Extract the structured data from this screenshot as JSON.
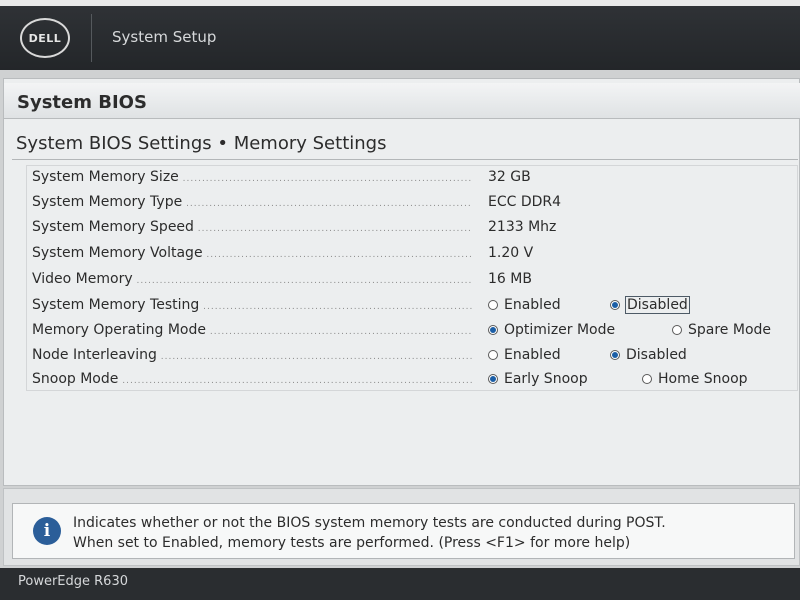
{
  "header": {
    "logo_text": "DELL",
    "app_title": "System Setup"
  },
  "panel": {
    "title": "System BIOS",
    "breadcrumb": "System BIOS Settings • Memory Settings"
  },
  "settings": {
    "memory_size": {
      "label": "System Memory Size",
      "value": "32 GB"
    },
    "memory_type": {
      "label": "System Memory Type",
      "value": "ECC DDR4"
    },
    "memory_speed": {
      "label": "System Memory Speed",
      "value": "2133 Mhz"
    },
    "memory_voltage": {
      "label": "System Memory Voltage",
      "value": "1.20 V"
    },
    "video_memory": {
      "label": "Video Memory",
      "value": "16 MB"
    },
    "memory_testing": {
      "label": "System Memory Testing",
      "options": [
        "Enabled",
        "Disabled"
      ],
      "selected": "Disabled"
    },
    "operating_mode": {
      "label": "Memory Operating Mode",
      "options": [
        "Optimizer Mode",
        "Spare Mode"
      ],
      "selected": "Optimizer Mode"
    },
    "node_interleaving": {
      "label": "Node Interleaving",
      "options": [
        "Enabled",
        "Disabled"
      ],
      "selected": "Disabled"
    },
    "snoop_mode": {
      "label": "Snoop Mode",
      "options": [
        "Early Snoop",
        "Home Snoop"
      ],
      "selected": "Early Snoop"
    }
  },
  "help": {
    "icon": "info-icon",
    "line1": "Indicates whether or not the BIOS system memory tests are conducted during POST.",
    "line2": "When set to Enabled, memory tests are performed. (Press <F1> for more help)"
  },
  "footer": {
    "model": "PowerEdge R630"
  },
  "colors": {
    "header_bg": "#2f3236",
    "panel_bg": "#eceeef",
    "radio_selected": "#1b5ea6",
    "info_icon": "#2b5e99"
  }
}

◇ ◇ ◇ ◇

> [Direction]
Repeat the records above exactly, leaving out the pictures.

> [Full output]
Extract the structured data from this screenshot as JSON.
{
  "header": {
    "logo_text": "DELL",
    "app_title": "System Setup"
  },
  "panel": {
    "title": "System BIOS",
    "breadcrumb": "System BIOS Settings • Memory Settings"
  },
  "settings": {
    "memory_size": {
      "label": "System Memory Size",
      "value": "32 GB"
    },
    "memory_type": {
      "label": "System Memory Type",
      "value": "ECC DDR4"
    },
    "memory_speed": {
      "label": "System Memory Speed",
      "value": "2133 Mhz"
    },
    "memory_voltage": {
      "label": "System Memory Voltage",
      "value": "1.20 V"
    },
    "video_memory": {
      "label": "Video Memory",
      "value": "16 MB"
    },
    "memory_testing": {
      "label": "System Memory Testing",
      "options": [
        "Enabled",
        "Disabled"
      ],
      "selected": "Disabled"
    },
    "operating_mode": {
      "label": "Memory Operating Mode",
      "options": [
        "Optimizer Mode",
        "Spare Mode"
      ],
      "selected": "Optimizer Mode"
    },
    "node_interleaving": {
      "label": "Node Interleaving",
      "options": [
        "Enabled",
        "Disabled"
      ],
      "selected": "Disabled"
    },
    "snoop_mode": {
      "label": "Snoop Mode",
      "options": [
        "Early Snoop",
        "Home Snoop"
      ],
      "selected": "Early Snoop"
    }
  },
  "help": {
    "icon": "info-icon",
    "line1": "Indicates whether or not the BIOS system memory tests are conducted during POST.",
    "line2": "When set to Enabled, memory tests are performed. (Press <F1> for more help)"
  },
  "footer": {
    "model": "PowerEdge R630"
  },
  "colors": {
    "header_bg": "#2f3236",
    "panel_bg": "#eceeef",
    "radio_selected": "#1b5ea6",
    "info_icon": "#2b5e99"
  }
}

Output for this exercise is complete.